From the material below, list every line containing "Division".

# # # # #

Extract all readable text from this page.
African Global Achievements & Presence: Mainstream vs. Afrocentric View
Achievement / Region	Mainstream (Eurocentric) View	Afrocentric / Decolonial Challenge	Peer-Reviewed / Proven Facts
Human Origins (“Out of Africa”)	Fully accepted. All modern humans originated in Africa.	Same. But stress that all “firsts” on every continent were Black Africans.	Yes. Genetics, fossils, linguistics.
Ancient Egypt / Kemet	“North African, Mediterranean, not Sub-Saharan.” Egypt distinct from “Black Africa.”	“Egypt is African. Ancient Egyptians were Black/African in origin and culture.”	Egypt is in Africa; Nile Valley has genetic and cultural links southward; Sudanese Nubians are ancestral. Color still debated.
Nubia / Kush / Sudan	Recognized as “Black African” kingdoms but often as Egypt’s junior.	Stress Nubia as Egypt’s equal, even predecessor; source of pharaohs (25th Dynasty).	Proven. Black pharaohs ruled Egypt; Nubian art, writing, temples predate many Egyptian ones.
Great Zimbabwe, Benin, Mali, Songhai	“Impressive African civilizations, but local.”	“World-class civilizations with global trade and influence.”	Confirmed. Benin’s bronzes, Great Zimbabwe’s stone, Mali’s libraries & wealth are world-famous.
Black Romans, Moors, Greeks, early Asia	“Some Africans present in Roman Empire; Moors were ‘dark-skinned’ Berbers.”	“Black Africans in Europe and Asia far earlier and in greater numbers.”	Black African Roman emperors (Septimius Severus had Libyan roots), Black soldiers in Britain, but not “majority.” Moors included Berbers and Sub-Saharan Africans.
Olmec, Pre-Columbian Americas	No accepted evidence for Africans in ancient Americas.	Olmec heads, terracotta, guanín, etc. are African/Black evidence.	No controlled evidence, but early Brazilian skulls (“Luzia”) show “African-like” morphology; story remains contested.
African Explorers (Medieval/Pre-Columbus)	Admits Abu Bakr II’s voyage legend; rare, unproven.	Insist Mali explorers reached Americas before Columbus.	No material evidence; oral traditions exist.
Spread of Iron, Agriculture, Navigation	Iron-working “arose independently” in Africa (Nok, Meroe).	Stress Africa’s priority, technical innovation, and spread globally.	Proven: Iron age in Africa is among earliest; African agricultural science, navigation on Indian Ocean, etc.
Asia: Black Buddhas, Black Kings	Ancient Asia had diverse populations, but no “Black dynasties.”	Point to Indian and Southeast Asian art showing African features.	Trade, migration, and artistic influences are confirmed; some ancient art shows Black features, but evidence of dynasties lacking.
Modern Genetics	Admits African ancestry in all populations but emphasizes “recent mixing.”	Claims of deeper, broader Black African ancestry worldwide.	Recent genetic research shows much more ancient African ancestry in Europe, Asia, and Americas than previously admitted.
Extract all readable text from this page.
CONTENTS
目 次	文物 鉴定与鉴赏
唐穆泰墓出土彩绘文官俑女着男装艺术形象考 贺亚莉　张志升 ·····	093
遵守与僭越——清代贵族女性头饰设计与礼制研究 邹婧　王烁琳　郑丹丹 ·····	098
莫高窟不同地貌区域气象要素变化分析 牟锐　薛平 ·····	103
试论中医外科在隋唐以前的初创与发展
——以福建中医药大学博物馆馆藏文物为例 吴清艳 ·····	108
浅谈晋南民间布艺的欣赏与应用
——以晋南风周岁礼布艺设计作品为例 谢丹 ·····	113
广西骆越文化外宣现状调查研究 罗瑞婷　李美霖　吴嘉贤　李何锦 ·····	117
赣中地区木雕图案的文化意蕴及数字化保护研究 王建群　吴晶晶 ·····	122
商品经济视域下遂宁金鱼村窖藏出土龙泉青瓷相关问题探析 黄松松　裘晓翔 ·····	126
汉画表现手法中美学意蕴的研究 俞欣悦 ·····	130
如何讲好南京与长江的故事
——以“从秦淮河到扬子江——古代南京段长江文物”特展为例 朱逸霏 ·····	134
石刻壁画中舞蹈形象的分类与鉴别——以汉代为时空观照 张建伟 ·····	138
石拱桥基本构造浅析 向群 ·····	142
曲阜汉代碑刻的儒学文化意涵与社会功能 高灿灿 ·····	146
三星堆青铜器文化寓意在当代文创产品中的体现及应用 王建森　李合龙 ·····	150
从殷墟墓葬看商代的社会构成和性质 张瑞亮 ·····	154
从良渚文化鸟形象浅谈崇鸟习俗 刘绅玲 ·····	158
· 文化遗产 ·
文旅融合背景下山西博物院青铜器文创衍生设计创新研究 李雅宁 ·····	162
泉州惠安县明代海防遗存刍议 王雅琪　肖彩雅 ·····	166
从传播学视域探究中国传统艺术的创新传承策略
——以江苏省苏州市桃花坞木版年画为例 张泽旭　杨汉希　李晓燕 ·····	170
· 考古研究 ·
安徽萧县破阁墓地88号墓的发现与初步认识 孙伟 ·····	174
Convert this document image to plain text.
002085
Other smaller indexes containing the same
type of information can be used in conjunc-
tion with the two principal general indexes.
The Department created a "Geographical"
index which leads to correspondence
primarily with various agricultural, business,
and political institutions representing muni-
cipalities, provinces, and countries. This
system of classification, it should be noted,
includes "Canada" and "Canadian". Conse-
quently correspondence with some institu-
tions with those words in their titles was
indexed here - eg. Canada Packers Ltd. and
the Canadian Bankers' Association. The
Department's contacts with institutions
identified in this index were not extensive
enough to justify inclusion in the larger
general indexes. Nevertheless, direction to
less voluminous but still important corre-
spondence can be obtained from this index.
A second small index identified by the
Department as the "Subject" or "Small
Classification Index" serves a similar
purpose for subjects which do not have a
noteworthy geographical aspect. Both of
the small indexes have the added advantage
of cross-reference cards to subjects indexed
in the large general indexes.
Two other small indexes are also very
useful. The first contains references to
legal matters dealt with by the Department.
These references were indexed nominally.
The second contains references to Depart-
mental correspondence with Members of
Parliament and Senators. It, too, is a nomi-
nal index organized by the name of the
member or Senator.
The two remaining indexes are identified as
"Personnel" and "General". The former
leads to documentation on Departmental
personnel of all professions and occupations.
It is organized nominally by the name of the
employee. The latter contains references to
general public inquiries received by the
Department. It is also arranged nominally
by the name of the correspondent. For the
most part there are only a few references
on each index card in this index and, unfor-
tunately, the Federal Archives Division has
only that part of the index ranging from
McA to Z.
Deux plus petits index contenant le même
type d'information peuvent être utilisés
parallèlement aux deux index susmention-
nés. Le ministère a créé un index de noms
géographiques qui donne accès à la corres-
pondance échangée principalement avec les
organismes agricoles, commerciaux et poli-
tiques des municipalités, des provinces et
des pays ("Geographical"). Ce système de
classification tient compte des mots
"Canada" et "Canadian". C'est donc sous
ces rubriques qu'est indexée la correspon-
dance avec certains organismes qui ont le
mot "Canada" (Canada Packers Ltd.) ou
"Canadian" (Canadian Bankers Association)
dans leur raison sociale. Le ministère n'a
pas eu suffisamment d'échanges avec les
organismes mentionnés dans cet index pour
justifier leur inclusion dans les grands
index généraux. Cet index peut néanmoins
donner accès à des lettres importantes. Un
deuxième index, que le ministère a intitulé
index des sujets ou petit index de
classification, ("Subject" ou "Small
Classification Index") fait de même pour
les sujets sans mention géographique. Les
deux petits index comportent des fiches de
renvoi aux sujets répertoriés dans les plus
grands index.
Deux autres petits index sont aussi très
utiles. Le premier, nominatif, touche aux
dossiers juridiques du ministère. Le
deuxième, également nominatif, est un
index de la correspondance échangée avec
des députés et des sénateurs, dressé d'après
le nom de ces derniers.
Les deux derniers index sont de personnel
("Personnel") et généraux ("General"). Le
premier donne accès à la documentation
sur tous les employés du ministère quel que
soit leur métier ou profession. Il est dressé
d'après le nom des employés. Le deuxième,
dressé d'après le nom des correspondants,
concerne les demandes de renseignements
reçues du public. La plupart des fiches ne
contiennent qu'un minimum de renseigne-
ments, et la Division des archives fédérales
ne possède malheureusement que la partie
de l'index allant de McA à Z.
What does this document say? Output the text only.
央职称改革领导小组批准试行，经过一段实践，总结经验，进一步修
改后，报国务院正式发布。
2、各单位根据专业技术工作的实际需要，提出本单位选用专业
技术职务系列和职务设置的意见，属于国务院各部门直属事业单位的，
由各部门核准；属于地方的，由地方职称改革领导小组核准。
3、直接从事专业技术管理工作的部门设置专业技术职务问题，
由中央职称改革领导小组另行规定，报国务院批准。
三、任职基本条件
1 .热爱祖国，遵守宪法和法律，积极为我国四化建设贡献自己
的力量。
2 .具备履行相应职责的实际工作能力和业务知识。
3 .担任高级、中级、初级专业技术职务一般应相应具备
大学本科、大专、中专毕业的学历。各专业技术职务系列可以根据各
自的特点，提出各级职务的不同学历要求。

# # # # #

ANSWER TO THIS EXERCISE.
tunately, the Federal Archives Division has
ments, et la Division des archives fédérales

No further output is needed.